(Source data)
** begin **

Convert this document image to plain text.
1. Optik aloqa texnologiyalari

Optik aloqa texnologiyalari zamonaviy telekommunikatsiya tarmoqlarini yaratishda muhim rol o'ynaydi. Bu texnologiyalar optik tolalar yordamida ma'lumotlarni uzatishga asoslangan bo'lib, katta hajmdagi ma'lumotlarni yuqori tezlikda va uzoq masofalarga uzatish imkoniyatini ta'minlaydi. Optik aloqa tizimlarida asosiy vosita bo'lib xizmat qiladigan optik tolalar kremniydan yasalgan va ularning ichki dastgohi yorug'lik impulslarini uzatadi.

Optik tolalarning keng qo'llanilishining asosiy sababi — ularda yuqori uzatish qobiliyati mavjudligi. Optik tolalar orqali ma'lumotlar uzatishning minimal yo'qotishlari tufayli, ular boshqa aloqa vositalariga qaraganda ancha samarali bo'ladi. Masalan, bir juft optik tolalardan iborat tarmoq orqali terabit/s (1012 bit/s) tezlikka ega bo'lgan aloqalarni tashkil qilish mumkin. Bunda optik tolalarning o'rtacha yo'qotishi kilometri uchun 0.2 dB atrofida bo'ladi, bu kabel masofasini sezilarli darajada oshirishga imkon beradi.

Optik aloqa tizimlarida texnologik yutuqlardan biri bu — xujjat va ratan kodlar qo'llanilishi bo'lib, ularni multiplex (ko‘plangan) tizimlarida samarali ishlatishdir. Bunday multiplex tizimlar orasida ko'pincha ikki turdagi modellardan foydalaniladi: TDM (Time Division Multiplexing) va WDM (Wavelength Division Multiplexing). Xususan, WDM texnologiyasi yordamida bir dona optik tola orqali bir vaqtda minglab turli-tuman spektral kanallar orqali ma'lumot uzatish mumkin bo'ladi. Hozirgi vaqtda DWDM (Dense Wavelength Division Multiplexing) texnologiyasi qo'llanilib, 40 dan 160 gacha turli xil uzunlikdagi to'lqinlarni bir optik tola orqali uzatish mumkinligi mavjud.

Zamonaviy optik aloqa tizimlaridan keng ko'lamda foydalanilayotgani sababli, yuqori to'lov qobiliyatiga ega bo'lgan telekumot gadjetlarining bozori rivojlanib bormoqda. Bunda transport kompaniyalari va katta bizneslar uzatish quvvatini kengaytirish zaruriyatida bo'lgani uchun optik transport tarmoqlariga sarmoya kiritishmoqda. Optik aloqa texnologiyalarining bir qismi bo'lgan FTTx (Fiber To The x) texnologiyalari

** end **

_What you are asked to do_
Pull out the lines above in which the word "texnologiyalari" appears.

_Finished task_
1. Optik aloqa texnologiyalari
Optik aloqa texnologiyalari zamonaviy telekommunikatsiya tarmoqlarini yaratishda muhim rol o'ynaydi. Bu texnologiyalar optik tolalar yordamida ma'lumotlarni uzatishga asoslangan bo'lib, katta hajmdagi ma'lumotlarni yuqori tezlikda va uzoq masofalarga uzatish imkoniyatini ta'minlaydi. Optik aloqa tizimlarida asosiy vosita bo'lib xizmat qiladigan optik tolalar kremniydan yasalgan va ularning ichki dastgohi yorug'lik impulslarini uzatadi.
Zamonaviy optik aloqa tizimlaridan keng ko'lamda foydalanilayotgani sababli, yuqori to'lov qobiliyatiga ega bo'lgan telekumot gadjetlarining bozori rivojlanib bormoqda. Bunda transport kompaniyalari va katta bizneslar uzatish quvvatini kengaytirish zaruriyatida bo'lgani uchun optik transport tarmoqlariga sarmoya kiritishmoqda. Optik aloqa texnologiyalarining bir qismi bo'lgan FTTx (Fiber To The x) texnologiyalari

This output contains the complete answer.